### Extract
★ ★ ★ ★ ★

In the legal field, change is nothing new. Legal research has gone from hours in the stacks to a click of a few buttons, sometimes even on a cell phone in the courthouse. Once upon a time, law school libraries boasted of the number of volumes they housed. It was not that long ago the American Bar Association required that number to be part of law schools’ annual reports.6 Now, the libraries are primarily study halls. When was the last time someone saw a tangible Dewey Decimal Card file, let alone used it? Secondary sources are pivotable, yet they are now on the same screen as opinions we read, not different rooms. Shepardizing was forced into the same transformation. Imagine someone still shepardizing with paper supplements. All these systems have incorporated forms of AI, and they are not slowing down.

★ ★ ★ ★ ★

### Tasks
• A. Decide whether each statement agrees with the text on legal research, answering yes or no and quoting the words of the text that decide it: (i) Law school libraries now serve mainly as study halls. (ii) The American Bar Association still requires law schools to report their volume counts. (iii) Secondary sources and opinions are now kept in different rooms.
• B. Restate the part of the legal research text that opens with the words containing "In the legal" and closes with "not slowing down.", switching "study halls" for "reading rooms".
None of the records are needed here.

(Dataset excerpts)

★ ★ ★ ★ ★

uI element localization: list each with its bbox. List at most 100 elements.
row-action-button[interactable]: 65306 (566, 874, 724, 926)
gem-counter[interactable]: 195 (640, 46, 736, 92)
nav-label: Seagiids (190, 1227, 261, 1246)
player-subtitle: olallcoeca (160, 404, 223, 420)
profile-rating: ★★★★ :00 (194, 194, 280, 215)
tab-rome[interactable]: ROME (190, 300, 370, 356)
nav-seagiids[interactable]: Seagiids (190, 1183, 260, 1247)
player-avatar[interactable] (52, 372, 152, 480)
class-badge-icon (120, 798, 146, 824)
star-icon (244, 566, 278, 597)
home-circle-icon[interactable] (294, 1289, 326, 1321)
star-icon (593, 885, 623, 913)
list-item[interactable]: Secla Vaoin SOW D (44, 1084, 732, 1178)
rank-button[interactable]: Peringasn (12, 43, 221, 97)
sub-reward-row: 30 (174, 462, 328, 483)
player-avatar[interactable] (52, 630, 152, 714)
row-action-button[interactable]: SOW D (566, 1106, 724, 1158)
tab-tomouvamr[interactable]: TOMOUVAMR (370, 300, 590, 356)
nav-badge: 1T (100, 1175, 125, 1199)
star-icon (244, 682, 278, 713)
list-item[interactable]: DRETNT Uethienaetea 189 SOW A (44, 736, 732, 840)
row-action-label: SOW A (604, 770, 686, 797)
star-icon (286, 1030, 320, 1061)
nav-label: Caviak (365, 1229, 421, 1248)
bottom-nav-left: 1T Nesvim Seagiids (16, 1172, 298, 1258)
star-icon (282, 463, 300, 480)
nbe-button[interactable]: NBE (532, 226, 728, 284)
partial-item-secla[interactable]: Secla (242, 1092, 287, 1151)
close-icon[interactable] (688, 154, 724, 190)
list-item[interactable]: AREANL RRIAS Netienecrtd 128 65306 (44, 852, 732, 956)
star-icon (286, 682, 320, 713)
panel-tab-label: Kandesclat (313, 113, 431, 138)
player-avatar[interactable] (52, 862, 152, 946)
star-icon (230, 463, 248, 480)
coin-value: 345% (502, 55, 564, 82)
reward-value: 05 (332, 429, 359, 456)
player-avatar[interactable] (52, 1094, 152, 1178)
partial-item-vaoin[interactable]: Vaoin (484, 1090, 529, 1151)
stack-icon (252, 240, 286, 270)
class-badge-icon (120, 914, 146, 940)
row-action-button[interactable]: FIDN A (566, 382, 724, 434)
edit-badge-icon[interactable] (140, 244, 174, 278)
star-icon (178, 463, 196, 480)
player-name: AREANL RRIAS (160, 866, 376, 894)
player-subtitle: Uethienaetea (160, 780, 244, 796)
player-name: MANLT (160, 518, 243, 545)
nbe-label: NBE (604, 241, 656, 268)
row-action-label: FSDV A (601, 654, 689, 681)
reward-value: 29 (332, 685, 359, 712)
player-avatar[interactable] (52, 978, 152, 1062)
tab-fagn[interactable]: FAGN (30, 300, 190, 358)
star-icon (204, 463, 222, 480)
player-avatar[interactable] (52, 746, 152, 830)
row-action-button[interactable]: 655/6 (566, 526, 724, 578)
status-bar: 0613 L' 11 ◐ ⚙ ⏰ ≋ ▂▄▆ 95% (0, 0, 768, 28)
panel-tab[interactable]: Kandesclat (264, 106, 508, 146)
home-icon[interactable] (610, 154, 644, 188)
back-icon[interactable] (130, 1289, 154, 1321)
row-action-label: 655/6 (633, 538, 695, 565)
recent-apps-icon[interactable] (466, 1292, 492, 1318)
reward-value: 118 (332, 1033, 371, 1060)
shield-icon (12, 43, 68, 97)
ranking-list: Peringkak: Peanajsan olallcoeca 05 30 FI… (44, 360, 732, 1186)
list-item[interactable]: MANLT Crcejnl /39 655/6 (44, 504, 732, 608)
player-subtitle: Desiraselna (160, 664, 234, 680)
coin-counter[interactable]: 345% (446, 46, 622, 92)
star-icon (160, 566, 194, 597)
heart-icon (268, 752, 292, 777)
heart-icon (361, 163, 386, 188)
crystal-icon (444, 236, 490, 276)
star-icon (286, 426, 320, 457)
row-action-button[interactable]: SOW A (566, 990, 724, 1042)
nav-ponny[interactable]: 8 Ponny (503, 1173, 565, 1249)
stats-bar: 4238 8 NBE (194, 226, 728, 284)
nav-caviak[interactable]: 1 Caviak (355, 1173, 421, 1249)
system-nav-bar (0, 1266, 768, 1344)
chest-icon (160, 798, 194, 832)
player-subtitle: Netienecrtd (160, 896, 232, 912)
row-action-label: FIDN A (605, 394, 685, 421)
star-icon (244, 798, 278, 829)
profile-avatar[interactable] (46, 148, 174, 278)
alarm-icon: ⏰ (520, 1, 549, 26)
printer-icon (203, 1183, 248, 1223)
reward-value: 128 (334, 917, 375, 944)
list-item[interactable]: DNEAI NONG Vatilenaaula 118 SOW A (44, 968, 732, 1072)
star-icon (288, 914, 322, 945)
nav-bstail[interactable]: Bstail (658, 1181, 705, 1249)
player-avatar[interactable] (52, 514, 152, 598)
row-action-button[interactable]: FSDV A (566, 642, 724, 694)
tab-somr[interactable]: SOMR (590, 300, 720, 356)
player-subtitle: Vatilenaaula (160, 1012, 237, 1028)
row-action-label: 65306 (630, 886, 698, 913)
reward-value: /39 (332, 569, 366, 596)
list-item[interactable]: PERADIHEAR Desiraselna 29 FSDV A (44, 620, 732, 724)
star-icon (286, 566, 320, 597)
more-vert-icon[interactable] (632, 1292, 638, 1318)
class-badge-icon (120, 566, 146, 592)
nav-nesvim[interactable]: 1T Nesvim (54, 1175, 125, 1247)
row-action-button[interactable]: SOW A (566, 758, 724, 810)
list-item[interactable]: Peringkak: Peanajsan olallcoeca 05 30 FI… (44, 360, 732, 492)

★ ★ ★ ★ ★

### Solution list
• A.
(i) Yes: "Now, the libraries are primarily study halls."
(ii) No: "It was not that long ago the American Bar Association required that number to be part of law schools’ annual reports"
(iii) No: "they are now on the same screen as opinions we read, not different rooms"

• B.
In the legal field, change is nothing new. Legal research has gone from hours in the stacks to a click of a few buttons, sometimes even on a cell phone in the courthouse. Once upon a time, law school libraries boasted of the number of volumes they housed. It was not that long ago the American Bar Association required that number to be part of law schools’ annual reports.6 Now, the libraries are primarily reading rooms. When was the last time someone saw a tangible Dewey Decimal Card file, let alone used it? Secondary sources are pivotable, yet they are now on the same screen as opinions we read, not different rooms. Shepardizing was forced into the same transformation. Imagine someone still shepardizing with paper supplements. All these systems have incorporated forms of AI, and they are not slowing down.